WHAT TO DO –
Copy each line containing the word "Bill" from the records that follow, please.

○ ○ ○

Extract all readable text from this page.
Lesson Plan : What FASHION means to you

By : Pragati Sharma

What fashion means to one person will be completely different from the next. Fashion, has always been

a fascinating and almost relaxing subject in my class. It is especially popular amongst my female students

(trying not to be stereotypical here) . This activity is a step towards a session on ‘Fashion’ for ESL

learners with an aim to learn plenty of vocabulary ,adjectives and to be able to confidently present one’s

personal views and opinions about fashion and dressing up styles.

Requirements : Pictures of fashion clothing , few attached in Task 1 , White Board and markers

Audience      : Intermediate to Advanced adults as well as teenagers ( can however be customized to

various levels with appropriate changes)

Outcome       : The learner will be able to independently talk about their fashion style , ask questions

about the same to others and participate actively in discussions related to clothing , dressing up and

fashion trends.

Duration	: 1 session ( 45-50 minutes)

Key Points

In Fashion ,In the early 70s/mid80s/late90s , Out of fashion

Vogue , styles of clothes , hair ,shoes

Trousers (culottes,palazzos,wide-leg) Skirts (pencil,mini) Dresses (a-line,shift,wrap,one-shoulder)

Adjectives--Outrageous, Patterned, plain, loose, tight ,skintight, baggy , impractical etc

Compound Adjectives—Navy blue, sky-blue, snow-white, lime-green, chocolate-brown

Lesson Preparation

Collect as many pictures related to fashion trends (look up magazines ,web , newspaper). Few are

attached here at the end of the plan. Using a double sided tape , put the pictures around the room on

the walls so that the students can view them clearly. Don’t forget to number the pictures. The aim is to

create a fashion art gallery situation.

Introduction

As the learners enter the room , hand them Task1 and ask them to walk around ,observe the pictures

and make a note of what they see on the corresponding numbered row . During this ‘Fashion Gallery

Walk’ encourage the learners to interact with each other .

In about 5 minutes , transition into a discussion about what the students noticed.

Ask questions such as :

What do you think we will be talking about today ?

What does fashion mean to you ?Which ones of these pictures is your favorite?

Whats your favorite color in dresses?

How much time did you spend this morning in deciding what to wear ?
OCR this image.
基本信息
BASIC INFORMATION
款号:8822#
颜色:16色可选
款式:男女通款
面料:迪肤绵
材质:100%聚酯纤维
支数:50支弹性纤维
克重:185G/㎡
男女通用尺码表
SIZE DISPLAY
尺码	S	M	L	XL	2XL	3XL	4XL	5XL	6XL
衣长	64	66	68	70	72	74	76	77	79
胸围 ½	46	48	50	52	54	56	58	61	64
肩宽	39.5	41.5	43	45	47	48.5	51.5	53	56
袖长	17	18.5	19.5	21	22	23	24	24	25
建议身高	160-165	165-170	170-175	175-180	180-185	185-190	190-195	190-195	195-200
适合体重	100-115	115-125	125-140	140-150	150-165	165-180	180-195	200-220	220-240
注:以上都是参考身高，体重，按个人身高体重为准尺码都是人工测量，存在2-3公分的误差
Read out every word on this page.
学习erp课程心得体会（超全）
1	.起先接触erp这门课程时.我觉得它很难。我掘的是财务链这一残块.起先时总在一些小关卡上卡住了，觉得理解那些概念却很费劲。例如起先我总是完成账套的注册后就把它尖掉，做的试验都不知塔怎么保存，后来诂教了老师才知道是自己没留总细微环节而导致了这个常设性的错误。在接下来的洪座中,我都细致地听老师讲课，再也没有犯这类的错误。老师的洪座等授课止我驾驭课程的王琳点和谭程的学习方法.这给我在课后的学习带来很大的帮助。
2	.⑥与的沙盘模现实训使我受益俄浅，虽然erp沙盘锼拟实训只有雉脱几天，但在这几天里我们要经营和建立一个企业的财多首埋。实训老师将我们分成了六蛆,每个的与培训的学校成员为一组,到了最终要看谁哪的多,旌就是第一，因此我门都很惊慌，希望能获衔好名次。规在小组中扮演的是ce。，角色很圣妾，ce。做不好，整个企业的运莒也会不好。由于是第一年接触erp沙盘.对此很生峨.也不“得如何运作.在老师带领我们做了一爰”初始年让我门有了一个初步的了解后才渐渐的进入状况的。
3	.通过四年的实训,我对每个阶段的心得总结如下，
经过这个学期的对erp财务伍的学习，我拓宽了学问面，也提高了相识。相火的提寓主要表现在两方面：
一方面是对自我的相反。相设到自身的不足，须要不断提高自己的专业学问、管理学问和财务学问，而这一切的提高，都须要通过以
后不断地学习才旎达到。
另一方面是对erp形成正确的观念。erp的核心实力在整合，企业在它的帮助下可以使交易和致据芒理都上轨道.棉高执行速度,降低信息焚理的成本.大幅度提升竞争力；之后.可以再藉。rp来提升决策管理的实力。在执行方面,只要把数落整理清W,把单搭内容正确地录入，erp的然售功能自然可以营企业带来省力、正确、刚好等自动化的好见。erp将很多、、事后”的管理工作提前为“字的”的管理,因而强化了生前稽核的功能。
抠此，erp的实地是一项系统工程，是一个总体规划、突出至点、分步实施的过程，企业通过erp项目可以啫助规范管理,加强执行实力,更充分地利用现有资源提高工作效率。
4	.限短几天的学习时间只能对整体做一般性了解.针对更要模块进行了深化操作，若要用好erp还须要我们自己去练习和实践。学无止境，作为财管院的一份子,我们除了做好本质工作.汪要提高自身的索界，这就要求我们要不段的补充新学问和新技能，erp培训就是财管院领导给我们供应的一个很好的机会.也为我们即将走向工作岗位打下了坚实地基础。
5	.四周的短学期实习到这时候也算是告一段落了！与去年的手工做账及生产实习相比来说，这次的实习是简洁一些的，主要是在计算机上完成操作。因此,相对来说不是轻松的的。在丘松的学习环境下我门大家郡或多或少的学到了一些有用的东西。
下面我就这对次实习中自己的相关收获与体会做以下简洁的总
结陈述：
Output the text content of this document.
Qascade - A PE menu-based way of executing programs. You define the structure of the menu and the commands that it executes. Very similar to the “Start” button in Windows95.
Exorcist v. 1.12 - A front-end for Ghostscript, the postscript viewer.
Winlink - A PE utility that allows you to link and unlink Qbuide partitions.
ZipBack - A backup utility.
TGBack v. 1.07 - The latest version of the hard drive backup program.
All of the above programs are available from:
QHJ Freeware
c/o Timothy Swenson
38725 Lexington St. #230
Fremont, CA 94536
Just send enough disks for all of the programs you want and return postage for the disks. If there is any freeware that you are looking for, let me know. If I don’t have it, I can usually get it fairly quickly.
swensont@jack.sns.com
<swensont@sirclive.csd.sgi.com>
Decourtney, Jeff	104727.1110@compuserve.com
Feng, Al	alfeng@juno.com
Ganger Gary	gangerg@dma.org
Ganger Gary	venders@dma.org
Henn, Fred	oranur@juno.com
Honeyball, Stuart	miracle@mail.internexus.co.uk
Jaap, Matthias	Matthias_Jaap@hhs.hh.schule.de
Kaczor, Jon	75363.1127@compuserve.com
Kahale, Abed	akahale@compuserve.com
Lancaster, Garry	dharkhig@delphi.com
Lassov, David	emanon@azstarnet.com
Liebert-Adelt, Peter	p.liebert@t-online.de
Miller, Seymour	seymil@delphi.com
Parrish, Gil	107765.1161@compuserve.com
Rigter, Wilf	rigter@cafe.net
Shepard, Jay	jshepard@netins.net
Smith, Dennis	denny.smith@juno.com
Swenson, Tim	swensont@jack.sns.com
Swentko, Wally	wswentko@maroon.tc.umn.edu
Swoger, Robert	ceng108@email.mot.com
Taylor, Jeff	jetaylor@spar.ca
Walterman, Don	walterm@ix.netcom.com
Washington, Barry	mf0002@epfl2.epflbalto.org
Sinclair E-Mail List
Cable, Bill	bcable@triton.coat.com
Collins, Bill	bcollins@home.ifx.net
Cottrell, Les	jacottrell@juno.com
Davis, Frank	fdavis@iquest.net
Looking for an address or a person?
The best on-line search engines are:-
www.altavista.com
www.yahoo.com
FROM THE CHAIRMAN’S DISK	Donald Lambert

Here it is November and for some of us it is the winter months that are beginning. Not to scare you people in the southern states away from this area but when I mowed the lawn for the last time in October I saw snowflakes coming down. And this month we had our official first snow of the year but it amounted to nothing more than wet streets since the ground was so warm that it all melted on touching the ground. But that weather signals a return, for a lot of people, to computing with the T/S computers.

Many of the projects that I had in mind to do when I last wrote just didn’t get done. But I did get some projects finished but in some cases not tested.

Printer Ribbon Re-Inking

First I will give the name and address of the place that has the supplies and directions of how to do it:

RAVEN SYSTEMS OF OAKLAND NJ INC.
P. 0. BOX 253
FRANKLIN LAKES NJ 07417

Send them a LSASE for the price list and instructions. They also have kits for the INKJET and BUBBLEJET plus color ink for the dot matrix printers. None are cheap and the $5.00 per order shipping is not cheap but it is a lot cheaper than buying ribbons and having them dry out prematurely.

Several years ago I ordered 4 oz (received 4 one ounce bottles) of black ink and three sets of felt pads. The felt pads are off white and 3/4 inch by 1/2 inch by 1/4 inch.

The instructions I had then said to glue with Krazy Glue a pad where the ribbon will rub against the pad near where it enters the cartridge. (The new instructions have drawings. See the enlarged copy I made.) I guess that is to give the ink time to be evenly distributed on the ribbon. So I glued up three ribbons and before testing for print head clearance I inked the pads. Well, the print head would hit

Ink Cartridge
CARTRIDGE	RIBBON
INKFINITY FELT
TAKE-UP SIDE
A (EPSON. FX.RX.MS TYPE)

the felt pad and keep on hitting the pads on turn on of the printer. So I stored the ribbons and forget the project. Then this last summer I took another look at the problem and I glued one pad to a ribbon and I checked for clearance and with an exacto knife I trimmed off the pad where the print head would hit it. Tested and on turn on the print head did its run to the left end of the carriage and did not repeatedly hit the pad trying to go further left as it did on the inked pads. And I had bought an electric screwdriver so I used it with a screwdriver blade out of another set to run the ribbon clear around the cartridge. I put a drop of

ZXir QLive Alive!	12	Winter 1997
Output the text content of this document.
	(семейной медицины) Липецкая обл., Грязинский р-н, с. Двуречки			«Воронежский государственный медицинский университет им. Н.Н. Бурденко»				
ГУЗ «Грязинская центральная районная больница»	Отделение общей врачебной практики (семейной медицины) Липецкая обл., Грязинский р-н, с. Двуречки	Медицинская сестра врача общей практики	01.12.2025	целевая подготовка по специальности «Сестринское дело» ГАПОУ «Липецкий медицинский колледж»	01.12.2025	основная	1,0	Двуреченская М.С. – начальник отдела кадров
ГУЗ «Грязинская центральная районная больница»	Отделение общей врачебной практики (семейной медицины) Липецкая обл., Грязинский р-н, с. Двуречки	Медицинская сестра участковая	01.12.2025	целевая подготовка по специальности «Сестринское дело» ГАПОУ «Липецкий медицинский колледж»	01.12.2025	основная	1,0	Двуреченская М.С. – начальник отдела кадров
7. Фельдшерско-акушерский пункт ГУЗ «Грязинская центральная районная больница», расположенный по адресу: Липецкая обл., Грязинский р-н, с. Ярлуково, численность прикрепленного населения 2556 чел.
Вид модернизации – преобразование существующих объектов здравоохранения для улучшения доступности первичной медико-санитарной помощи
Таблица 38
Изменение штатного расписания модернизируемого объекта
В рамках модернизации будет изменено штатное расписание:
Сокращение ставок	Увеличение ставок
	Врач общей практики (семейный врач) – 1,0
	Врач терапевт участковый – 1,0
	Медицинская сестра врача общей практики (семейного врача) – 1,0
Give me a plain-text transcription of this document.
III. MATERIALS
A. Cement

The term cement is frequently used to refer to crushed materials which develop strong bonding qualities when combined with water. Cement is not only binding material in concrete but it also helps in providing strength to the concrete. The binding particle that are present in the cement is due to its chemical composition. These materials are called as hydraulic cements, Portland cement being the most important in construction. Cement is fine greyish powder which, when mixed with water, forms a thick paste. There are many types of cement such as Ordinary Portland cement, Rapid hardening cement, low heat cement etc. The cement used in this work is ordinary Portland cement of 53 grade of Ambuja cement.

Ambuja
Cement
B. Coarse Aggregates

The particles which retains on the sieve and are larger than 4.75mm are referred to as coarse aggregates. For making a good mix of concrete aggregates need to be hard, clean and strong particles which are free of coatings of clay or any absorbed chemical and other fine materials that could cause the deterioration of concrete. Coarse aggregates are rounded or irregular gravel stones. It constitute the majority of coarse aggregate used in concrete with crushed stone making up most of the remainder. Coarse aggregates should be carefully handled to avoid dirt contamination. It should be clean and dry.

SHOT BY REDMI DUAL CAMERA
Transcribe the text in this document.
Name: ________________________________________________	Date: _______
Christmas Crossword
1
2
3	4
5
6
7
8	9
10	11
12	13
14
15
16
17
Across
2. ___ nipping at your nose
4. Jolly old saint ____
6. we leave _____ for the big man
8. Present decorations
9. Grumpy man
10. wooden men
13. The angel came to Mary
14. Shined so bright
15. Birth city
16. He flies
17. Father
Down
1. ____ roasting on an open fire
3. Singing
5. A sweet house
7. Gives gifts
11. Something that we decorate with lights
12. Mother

○ ○ ○

SOLUTION FOR THIS EXERCISE –
Cable, Bill	bcable@triton.coat.com
Collins, Bill	bcollins@home.ifx.net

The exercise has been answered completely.